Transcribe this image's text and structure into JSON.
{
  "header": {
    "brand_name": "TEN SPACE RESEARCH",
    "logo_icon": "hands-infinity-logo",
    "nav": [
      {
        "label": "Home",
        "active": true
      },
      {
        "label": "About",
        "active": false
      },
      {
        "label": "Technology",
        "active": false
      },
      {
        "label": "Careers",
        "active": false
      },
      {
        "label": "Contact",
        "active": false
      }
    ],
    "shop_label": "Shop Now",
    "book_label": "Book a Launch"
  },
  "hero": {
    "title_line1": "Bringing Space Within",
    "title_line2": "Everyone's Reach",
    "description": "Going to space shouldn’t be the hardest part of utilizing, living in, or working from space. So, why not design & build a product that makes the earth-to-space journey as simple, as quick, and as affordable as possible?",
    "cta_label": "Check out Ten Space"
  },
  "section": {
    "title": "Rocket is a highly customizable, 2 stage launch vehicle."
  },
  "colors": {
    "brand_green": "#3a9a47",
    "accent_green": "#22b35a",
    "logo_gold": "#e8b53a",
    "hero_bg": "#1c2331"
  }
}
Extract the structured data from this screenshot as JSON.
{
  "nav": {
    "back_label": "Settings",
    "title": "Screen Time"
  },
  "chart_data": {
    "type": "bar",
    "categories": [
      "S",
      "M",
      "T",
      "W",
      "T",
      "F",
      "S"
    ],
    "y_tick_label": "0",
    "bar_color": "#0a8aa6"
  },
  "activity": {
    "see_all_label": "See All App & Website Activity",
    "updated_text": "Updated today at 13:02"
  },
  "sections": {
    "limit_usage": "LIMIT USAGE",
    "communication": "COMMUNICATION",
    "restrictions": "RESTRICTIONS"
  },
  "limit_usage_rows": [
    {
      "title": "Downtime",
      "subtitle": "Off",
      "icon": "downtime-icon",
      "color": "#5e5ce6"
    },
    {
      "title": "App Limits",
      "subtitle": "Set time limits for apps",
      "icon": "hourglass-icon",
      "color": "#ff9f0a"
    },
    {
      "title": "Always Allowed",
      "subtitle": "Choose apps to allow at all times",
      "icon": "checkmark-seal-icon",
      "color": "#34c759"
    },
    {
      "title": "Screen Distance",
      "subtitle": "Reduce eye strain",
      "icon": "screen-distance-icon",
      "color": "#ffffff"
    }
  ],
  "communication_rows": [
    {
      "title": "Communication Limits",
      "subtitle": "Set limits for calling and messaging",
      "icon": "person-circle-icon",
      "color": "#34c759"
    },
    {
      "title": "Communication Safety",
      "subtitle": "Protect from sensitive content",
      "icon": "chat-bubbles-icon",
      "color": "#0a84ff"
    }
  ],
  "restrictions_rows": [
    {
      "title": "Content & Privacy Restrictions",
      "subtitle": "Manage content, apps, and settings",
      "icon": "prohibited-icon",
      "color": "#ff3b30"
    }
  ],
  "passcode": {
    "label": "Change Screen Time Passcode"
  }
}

┄┄┄┄┄┄

**EXERCISE TASK**
Copy each line of the data that contains the word "apps".

**EXERCISE ANSWER**
      "subtitle": "Set time limits for apps",
      "subtitle": "Choose apps to allow at all times",
      "subtitle": "Manage content, apps, and settings",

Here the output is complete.